Dataset:
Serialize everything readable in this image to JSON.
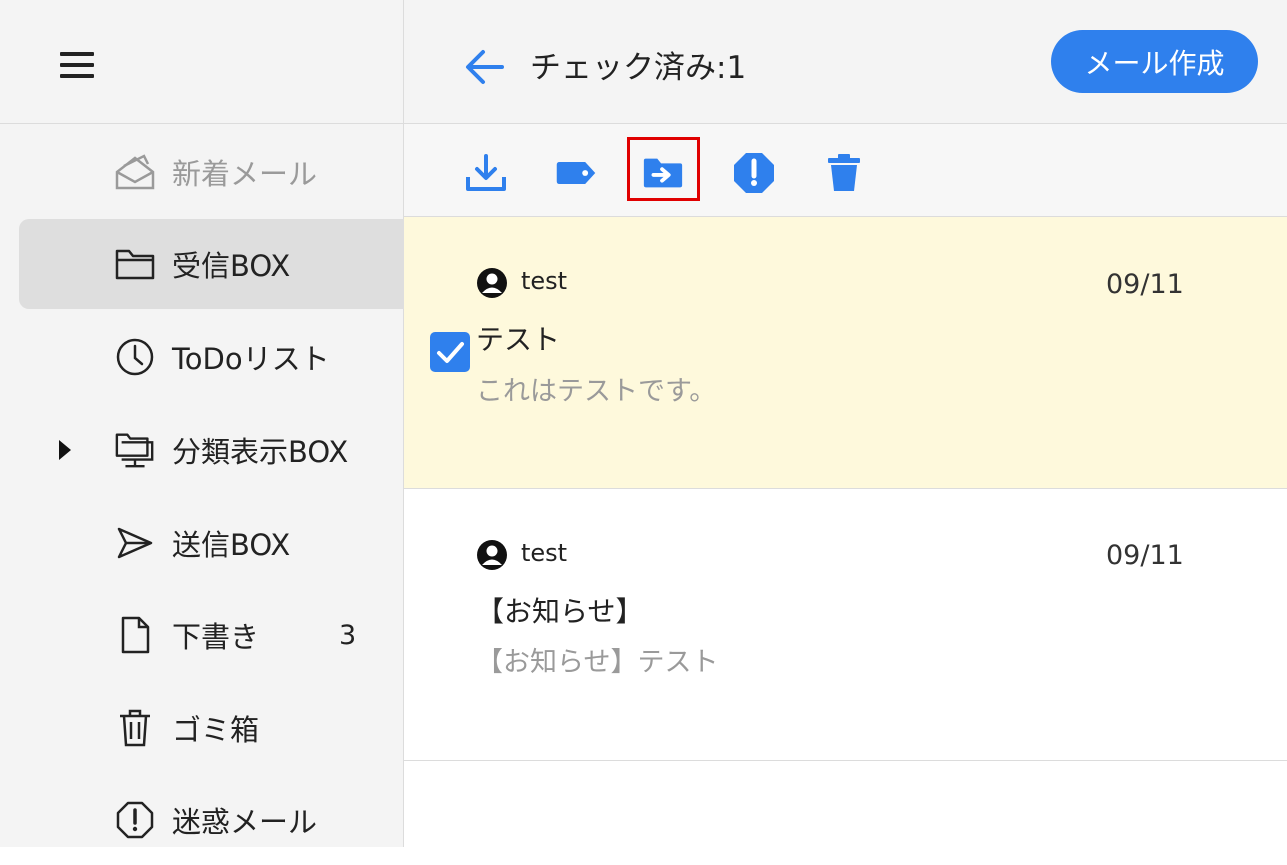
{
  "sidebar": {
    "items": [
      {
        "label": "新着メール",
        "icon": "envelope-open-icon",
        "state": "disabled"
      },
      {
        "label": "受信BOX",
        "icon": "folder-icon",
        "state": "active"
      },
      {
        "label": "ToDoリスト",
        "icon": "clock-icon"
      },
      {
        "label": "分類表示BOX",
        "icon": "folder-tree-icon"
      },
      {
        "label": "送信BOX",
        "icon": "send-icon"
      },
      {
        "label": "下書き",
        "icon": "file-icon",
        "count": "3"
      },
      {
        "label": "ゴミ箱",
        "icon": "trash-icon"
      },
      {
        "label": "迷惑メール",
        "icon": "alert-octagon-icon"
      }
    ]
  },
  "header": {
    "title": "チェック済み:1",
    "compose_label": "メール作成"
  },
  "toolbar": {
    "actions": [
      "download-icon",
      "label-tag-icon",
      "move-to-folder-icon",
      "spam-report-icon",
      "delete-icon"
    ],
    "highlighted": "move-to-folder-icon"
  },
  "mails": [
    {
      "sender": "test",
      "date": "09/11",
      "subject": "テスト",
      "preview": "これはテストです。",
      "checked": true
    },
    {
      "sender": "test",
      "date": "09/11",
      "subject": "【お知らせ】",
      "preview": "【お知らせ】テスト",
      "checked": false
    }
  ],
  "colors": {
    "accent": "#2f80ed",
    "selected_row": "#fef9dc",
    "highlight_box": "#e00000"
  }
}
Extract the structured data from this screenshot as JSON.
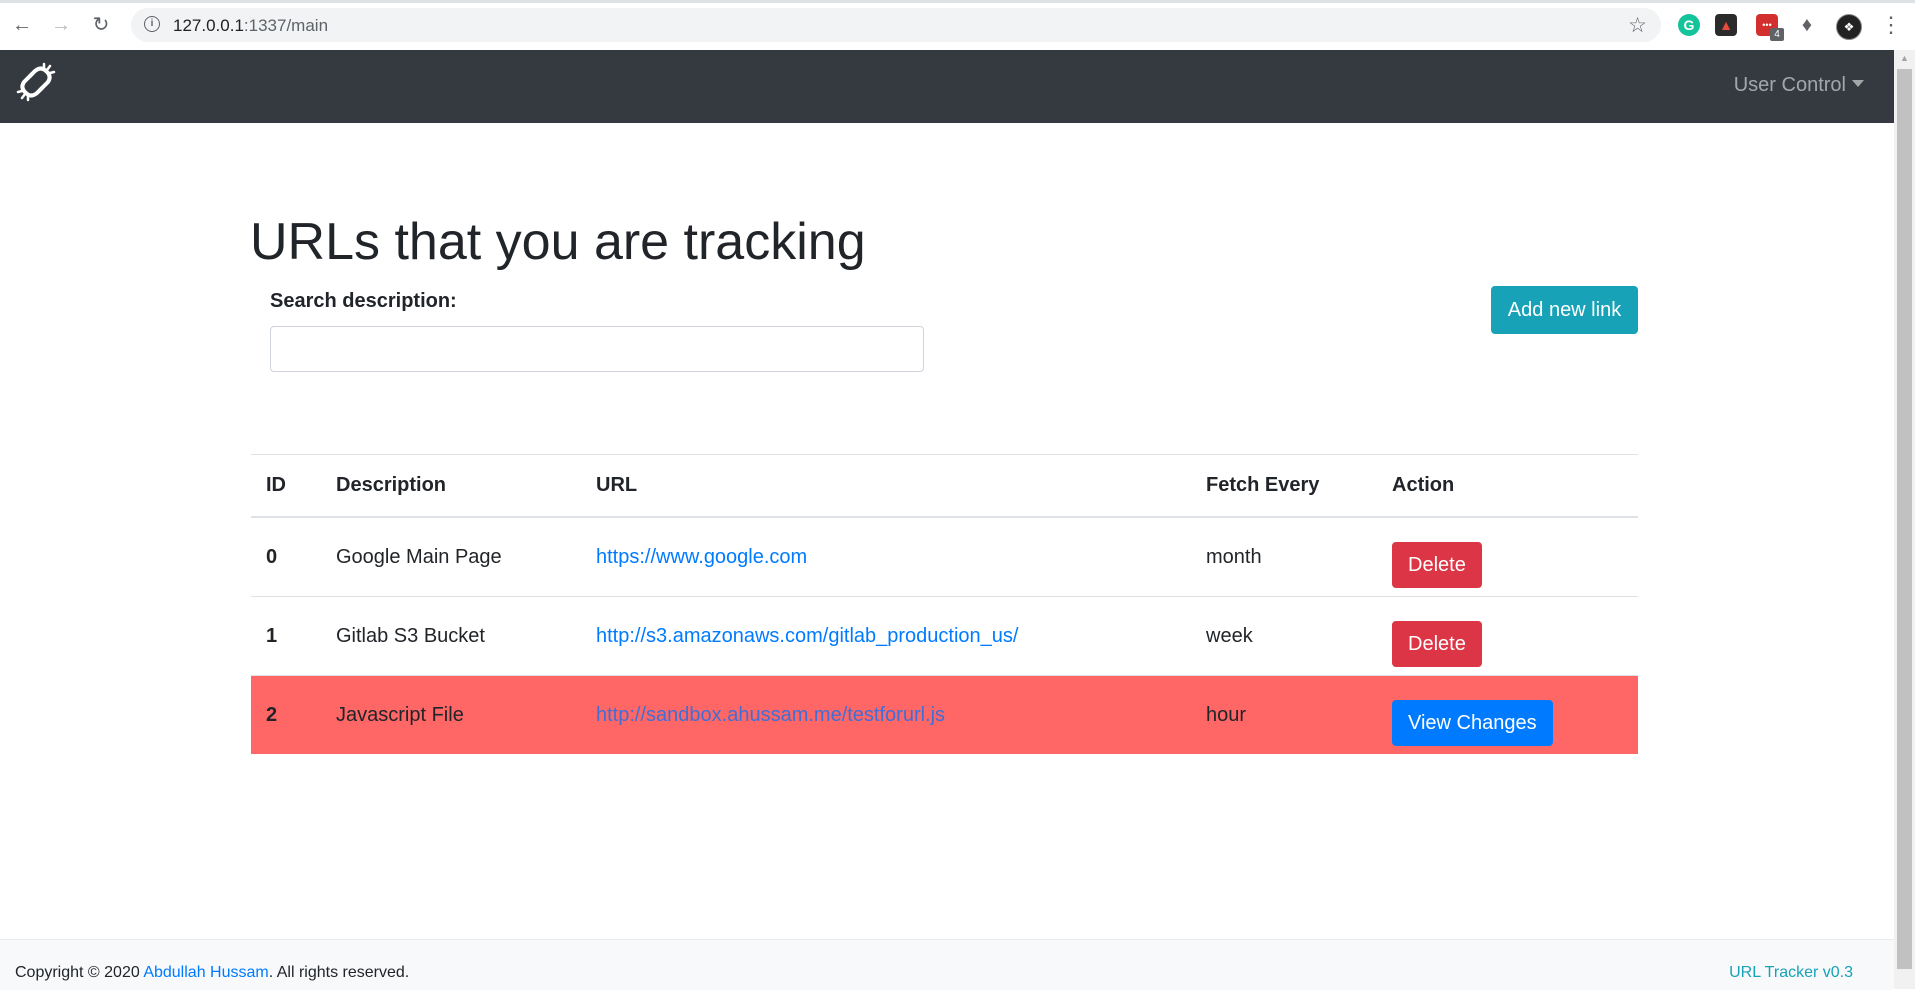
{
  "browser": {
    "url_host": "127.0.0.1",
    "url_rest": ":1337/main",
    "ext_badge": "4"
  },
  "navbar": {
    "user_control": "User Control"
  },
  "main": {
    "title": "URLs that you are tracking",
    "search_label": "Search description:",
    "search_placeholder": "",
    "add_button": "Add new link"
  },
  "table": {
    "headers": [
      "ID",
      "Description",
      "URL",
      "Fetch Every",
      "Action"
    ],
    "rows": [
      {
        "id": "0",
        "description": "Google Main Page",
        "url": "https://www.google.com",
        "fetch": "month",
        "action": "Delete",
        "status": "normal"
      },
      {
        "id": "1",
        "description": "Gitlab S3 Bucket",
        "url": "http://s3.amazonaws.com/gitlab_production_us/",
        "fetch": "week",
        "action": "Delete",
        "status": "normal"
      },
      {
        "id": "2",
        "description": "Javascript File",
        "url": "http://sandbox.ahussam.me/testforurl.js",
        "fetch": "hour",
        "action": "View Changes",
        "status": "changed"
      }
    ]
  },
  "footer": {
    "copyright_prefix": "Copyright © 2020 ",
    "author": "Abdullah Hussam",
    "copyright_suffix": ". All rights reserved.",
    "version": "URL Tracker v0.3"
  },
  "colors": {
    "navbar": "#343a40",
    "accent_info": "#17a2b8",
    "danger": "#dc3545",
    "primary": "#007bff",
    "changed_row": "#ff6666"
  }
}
...
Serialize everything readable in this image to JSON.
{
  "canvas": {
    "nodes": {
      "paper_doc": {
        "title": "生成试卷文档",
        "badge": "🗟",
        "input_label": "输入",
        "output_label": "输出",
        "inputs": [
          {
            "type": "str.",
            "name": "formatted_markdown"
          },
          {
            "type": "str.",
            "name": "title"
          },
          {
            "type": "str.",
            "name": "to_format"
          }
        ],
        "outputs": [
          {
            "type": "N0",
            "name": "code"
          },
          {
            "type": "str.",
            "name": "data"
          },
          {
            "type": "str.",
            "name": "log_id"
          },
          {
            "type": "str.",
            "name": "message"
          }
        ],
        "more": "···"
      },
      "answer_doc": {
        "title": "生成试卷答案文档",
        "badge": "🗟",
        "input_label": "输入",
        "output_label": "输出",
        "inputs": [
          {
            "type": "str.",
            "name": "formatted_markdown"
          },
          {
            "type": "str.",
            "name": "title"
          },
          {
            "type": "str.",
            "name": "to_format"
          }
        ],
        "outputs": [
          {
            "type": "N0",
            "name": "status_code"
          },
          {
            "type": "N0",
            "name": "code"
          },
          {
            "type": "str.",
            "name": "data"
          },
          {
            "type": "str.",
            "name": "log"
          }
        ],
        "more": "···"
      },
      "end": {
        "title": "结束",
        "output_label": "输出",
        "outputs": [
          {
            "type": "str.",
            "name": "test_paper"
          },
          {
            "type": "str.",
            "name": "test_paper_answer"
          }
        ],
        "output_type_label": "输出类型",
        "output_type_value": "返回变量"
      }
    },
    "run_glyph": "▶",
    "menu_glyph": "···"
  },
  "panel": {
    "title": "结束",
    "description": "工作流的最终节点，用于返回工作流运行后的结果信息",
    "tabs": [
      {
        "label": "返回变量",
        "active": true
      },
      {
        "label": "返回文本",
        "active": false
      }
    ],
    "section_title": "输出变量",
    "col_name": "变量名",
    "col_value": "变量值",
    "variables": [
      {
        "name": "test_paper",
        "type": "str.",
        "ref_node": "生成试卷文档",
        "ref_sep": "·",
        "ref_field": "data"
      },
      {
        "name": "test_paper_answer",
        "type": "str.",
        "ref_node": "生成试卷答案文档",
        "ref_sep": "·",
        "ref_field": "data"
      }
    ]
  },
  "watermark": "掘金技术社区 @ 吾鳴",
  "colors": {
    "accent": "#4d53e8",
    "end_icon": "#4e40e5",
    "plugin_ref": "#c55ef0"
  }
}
...
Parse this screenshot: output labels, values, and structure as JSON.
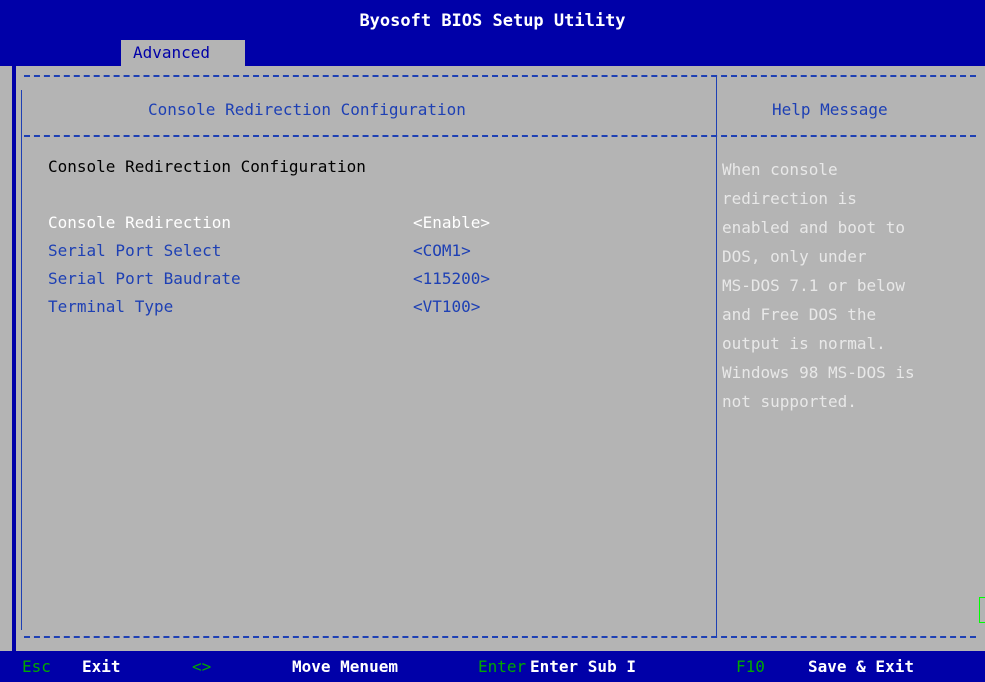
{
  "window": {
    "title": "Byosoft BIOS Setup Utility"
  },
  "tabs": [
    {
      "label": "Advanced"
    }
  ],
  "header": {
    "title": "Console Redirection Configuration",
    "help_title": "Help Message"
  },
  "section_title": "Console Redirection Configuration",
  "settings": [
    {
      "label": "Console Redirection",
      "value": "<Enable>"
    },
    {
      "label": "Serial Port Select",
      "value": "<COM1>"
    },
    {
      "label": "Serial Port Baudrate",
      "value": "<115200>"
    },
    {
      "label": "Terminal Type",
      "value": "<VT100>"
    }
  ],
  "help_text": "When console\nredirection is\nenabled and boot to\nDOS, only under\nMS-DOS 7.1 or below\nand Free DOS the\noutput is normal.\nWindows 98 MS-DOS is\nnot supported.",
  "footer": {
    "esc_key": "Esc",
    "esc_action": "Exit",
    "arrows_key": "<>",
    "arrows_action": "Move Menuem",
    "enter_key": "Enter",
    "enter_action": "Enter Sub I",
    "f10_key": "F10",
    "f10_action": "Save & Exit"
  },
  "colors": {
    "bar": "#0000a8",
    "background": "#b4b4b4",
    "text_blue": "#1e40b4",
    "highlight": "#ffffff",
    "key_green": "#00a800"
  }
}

Written exercise: In the records above, locate every line with the string "folder" and copy it.

Solution to the problem:
        "icon": "folder-icon",
        "icon": "folder-tree-icon"
      "move-to-folder-icon",
    "highlighted": "move-to-folder-icon"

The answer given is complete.